— WHAT THE TASK ASKS —
Set down the material once more, exactly as it appears.

— STORED ROWS —
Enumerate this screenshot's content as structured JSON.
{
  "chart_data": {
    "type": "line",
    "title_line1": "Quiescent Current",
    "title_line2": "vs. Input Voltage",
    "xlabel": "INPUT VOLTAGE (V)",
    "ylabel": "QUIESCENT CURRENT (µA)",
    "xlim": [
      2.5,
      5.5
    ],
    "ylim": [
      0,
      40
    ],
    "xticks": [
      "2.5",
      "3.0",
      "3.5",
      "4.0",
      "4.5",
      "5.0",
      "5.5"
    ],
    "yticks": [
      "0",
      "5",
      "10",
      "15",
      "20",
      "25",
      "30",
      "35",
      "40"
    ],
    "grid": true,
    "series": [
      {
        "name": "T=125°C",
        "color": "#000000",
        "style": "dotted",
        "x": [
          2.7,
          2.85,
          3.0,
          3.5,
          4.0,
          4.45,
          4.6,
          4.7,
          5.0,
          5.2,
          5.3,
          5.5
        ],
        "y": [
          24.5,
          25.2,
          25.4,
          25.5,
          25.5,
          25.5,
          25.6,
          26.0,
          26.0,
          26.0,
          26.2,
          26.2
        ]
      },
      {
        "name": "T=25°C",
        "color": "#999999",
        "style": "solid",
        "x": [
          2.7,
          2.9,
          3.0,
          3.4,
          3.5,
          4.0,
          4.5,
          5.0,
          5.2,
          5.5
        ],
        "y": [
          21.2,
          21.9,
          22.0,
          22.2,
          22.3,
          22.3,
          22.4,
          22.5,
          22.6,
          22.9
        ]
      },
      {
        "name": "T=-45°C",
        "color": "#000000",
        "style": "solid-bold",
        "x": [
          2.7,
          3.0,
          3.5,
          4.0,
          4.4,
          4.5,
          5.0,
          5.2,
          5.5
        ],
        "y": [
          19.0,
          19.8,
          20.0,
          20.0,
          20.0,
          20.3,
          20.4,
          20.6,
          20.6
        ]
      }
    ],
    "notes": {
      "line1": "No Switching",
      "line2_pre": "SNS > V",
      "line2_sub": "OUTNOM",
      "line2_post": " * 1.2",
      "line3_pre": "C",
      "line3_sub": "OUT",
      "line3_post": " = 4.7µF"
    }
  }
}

— CORRECT ANSWER —
Enumerate this screenshot's content as structured JSON.
{
  "chart_data": {
    "type": "line",
    "title_line1": "Quiescent Current",
    "title_line2": "vs. Input Voltage",
    "xlabel": "INPUT VOLTAGE (V)",
    "ylabel": "QUIESCENT CURRENT (µA)",
    "xlim": [
      2.5,
      5.5
    ],
    "ylim": [
      0,
      40
    ],
    "xticks": [
      "2.5",
      "3.0",
      "3.5",
      "4.0",
      "4.5",
      "5.0",
      "5.5"
    ],
    "yticks": [
      "0",
      "5",
      "10",
      "15",
      "20",
      "25",
      "30",
      "35",
      "40"
    ],
    "grid": true,
    "series": [
      {
        "name": "T=125°C",
        "color": "#000000",
        "style": "dotted",
        "x": [
          2.7,
          2.85,
          3.0,
          3.5,
          4.0,
          4.45,
          4.6,
          4.7,
          5.0,
          5.2,
          5.3,
          5.5
        ],
        "y": [
          24.5,
          25.2,
          25.4,
          25.5,
          25.5,
          25.5,
          25.6,
          26.0,
          26.0,
          26.0,
          26.2,
          26.2
        ]
      },
      {
        "name": "T=25°C",
        "color": "#999999",
        "style": "solid",
        "x": [
          2.7,
          2.9,
          3.0,
          3.4,
          3.5,
          4.0,
          4.5,
          5.0,
          5.2,
          5.5
        ],
        "y": [
          21.2,
          21.9,
          22.0,
          22.2,
          22.3,
          22.3,
          22.4,
          22.5,
          22.6,
          22.9
        ]
      },
      {
        "name": "T=-45°C",
        "color": "#000000",
        "style": "solid-bold",
        "x": [
          2.7,
          3.0,
          3.5,
          4.0,
          4.4,
          4.5,
          5.0,
          5.2,
          5.5
        ],
        "y": [
          19.0,
          19.8,
          20.0,
          20.0,
          20.0,
          20.3,
          20.4,
          20.6,
          20.6
        ]
      }
    ],
    "notes": {
      "line1": "No Switching",
      "line2_pre": "SNS > V",
      "line2_sub": "OUTNOM",
      "line2_post": " * 1.2",
      "line3_pre": "C",
      "line3_sub": "OUT",
      "line3_post": " = 4.7µF"
    }
  }
}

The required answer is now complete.